#### Do this
Write the records below out in full, character for character, with no pictures.

═══ Record list ═══

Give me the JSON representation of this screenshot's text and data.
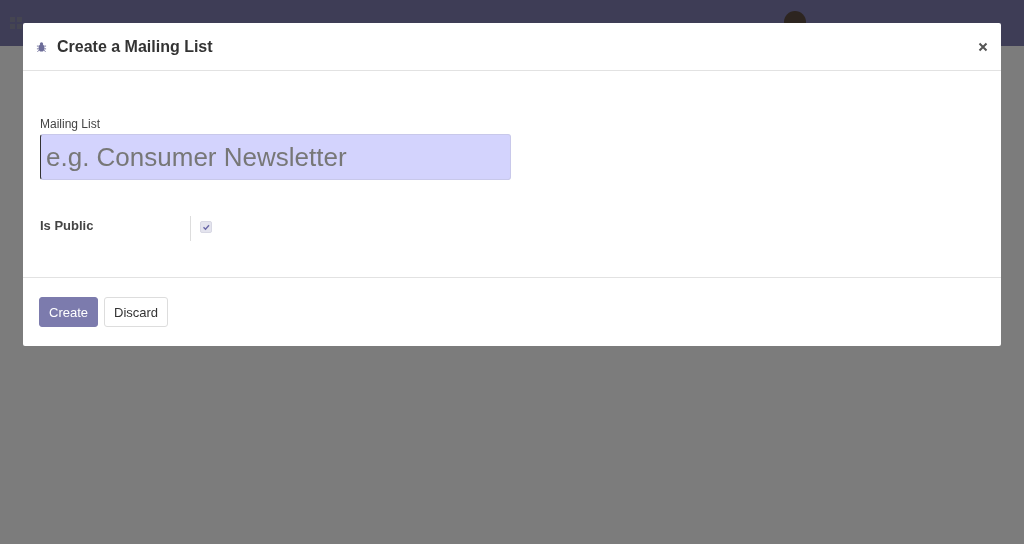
{
  "dialog": {
    "title": "Create a Mailing List",
    "fields": [
      {
        "kind": "text",
        "label": "Mailing List",
        "placeholder": "e.g. Consumer Newsletter"
      },
      {
        "kind": "checkbox",
        "label": "Is Public",
        "checked": true
      }
    ],
    "buttons": [
      {
        "label": "Create",
        "kind": "primary"
      },
      {
        "label": "Discard",
        "kind": "secondary"
      }
    ]
  }
}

═══

#### Response for this exercise
Give me the JSON representation of this screenshot's text and data.
{
  "dialog": {
    "title": "Create a Mailing List",
    "fields": [
      {
        "kind": "text",
        "label": "Mailing List",
        "placeholder": "e.g. Consumer Newsletter"
      },
      {
        "kind": "checkbox",
        "label": "Is Public",
        "checked": true
      }
    ],
    "buttons": [
      {
        "label": "Create",
        "kind": "primary"
      },
      {
        "label": "Discard",
        "kind": "secondary"
      }
    ]
  }
}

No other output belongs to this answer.